● TASK OBJECTIVE: Reproduce verbatim the entries from the line containing "freq-250-left-checkbox[interactable] (449, 157, 455, 163)" through the line containing "familiarization-checkbox[interactable] (18, 238, 24, 244)", inclusive.
---------- DATA ENTRIES
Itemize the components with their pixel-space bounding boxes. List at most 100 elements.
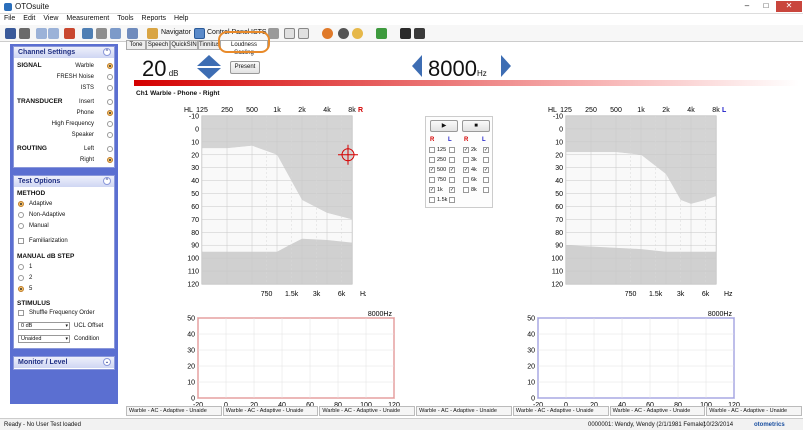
freq-250-left-checkbox[interactable] (449, 157, 455, 163)
microphone-icon[interactable] (338, 28, 349, 39)
left-loudness-chart[interactable]: 50403020100-20 0 20 40 60 80 100 1208000Hz (516, 308, 746, 406)
save-icon[interactable] (5, 28, 16, 39)
familiarization-checkbox[interactable] (18, 238, 24, 244)
routing-left-radio[interactable] (107, 146, 113, 152)
stop-button[interactable]: ■ (462, 120, 490, 132)
close-button[interactable]: ✕ (776, 1, 802, 12)
maximize-button[interactable]: □ (757, 1, 775, 12)
users-icon[interactable] (414, 28, 425, 39)
session-tab[interactable]: Warble - AC - Adaptive - Unaide (222, 406, 319, 416)
right-loudness-chart[interactable]: 50403020100-20 0 20 40 60 80 100 1208000Hz (176, 308, 406, 406)
navigator-label[interactable]: Navigator (161, 29, 191, 36)
monitor-level-header[interactable]: Monitor / Level ⌄ (14, 357, 114, 368)
minimize-button[interactable]: – (738, 1, 756, 12)
transfer-icon[interactable] (376, 28, 387, 39)
tab-quicksin[interactable]: QuickSIN (170, 40, 198, 50)
session-tab[interactable]: Warble - AC - Adaptive - Unaide (609, 406, 706, 416)
freq-1.5k-left-checkbox[interactable] (449, 197, 455, 203)
freq-500-left-checkbox[interactable]: ✓ (449, 167, 455, 173)
export-icon[interactable] (96, 28, 107, 39)
transducer-speaker-radio[interactable] (107, 132, 113, 138)
undo-icon[interactable] (36, 28, 47, 39)
test-options-header[interactable]: Test Options ⌃ (14, 176, 114, 187)
routing-right-radio[interactable] (107, 157, 113, 163)
freq-1k-left-checkbox[interactable]: ✓ (449, 187, 455, 193)
session-icon[interactable] (110, 28, 121, 39)
freq-1k-right-checkbox[interactable]: ✓ (429, 187, 435, 193)
freq-4k-right-checkbox[interactable]: ✓ (463, 167, 469, 173)
navigator-icon[interactable] (147, 28, 158, 39)
print-icon[interactable] (19, 28, 30, 39)
view-icon[interactable] (127, 28, 138, 39)
edit-icon[interactable] (82, 28, 93, 39)
level-down-arrow-icon[interactable] (197, 68, 221, 79)
chevron-up-icon[interactable]: ⌃ (103, 177, 111, 185)
session-tab[interactable]: Warble - AC - Adaptive - Unaide (512, 406, 609, 416)
signal-ists-radio[interactable] (107, 85, 113, 91)
freq-down-arrow-icon[interactable] (411, 54, 423, 78)
level-up-arrow-icon[interactable] (197, 55, 221, 66)
freq-2k-left-checkbox[interactable]: ✓ (483, 147, 489, 153)
freq-6k-right-checkbox[interactable] (463, 177, 469, 183)
freq-3k-left-checkbox[interactable] (483, 157, 489, 163)
signal-fresh-noise-radio[interactable] (107, 74, 113, 80)
chevron-down-icon[interactable]: ⌄ (103, 358, 111, 366)
method-manual-radio[interactable] (18, 223, 24, 229)
freq-125-left-checkbox[interactable] (449, 147, 455, 153)
step-2-radio[interactable] (18, 275, 24, 281)
notes-icon[interactable] (298, 28, 309, 39)
level-stepper[interactable] (196, 54, 222, 80)
freq-6k-left-checkbox[interactable] (483, 177, 489, 183)
transducer-insert-radio[interactable] (107, 99, 113, 105)
delete-icon[interactable] (64, 28, 75, 39)
freq-3k-right-checkbox[interactable] (463, 157, 469, 163)
menu-edit[interactable]: Edit (19, 14, 39, 22)
menu-help[interactable]: Help (170, 14, 192, 22)
session-tab[interactable]: Warble - AC - Adaptive - Unaide (126, 406, 222, 416)
play-button[interactable]: ▶ (430, 120, 458, 132)
freq-up-arrow-icon[interactable] (500, 54, 512, 78)
tab-speech[interactable]: Speech (146, 40, 170, 50)
shuffle-checkbox[interactable] (18, 310, 24, 316)
right-audiogram[interactable]: -10 0 10 20 30 40 50 60 70 80 90 100 110 120 125 250 500… (176, 98, 366, 308)
signal-warble-radio[interactable] (107, 63, 113, 69)
chevron-up-icon[interactable]: ⌃ (103, 48, 111, 56)
freq-4k-left-checkbox[interactable]: ✓ (483, 167, 489, 173)
method-adaptive-radio[interactable] (18, 201, 24, 207)
transducer-high-frequency-radio[interactable] (107, 121, 113, 127)
tab-tinnitus[interactable]: Tinnitus (198, 40, 220, 50)
talkback-icon[interactable] (352, 28, 363, 39)
session-tab[interactable]: Warble - AC - Adaptive - Unaide (319, 406, 416, 416)
ucl-offset-select[interactable]: 0 dB (18, 322, 70, 330)
left-audiogram[interactable]: -10 0 10 20 30 40 50 60 70 80 90 100 110 120 125 250 500… (540, 98, 740, 308)
channel-settings-header[interactable]: Channel Settings ⌃ (14, 47, 114, 58)
redo-icon[interactable] (48, 28, 59, 39)
condition-select[interactable]: Unaided (18, 335, 70, 343)
menu-view[interactable]: View (39, 14, 62, 22)
freq-125-right-checkbox[interactable] (429, 147, 435, 153)
freq-500-right-checkbox[interactable]: ✓ (429, 167, 435, 173)
step-1-radio[interactable] (18, 264, 24, 270)
freq-8k-right-checkbox[interactable] (463, 187, 469, 193)
present-button[interactable]: Present (230, 61, 260, 74)
freq-750-right-checkbox[interactable] (429, 177, 435, 183)
patient-icon[interactable] (400, 28, 411, 39)
step-5-radio[interactable] (18, 286, 24, 292)
freq-750-left-checkbox[interactable] (449, 177, 455, 183)
transducer-phone-radio[interactable] (107, 110, 113, 116)
headset-icon[interactable] (322, 28, 333, 39)
menu-reports[interactable]: Reports (138, 14, 171, 22)
session-tab[interactable]: Warble - AC - Adaptive - Unaide (416, 406, 512, 416)
tab-tone[interactable]: Tone (126, 40, 146, 50)
menu-file[interactable]: File (0, 14, 19, 22)
menu-tools[interactable]: Tools (113, 14, 137, 22)
document-icon[interactable] (284, 28, 295, 39)
freq-1.5k-right-checkbox[interactable] (429, 197, 435, 203)
freq-250-right-checkbox[interactable] (429, 157, 435, 163)
method-non-adaptive-radio[interactable] (18, 212, 24, 218)
control-panel-icon[interactable] (194, 28, 205, 39)
freq-8k-left-checkbox[interactable] (483, 187, 489, 193)
session-tab[interactable]: Warble - AC - Adaptive - Unaide (706, 406, 802, 416)
freq-2k-right-checkbox[interactable]: ✓ (463, 147, 469, 153)
menu-measurement[interactable]: Measurement (62, 14, 113, 22)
--------------------
● RESPONSE TO THIS TASK:
freq-250-left-checkbox[interactable] (449, 157, 455, 163)
microphone-icon[interactable] (338, 28, 349, 39)
left-loudness-chart[interactable]: 50403020100-20 0 20 40 60 80 100 1208000Hz (516, 308, 746, 406)
save-icon[interactable] (5, 28, 16, 39)
familiarization-checkbox[interactable] (18, 238, 24, 244)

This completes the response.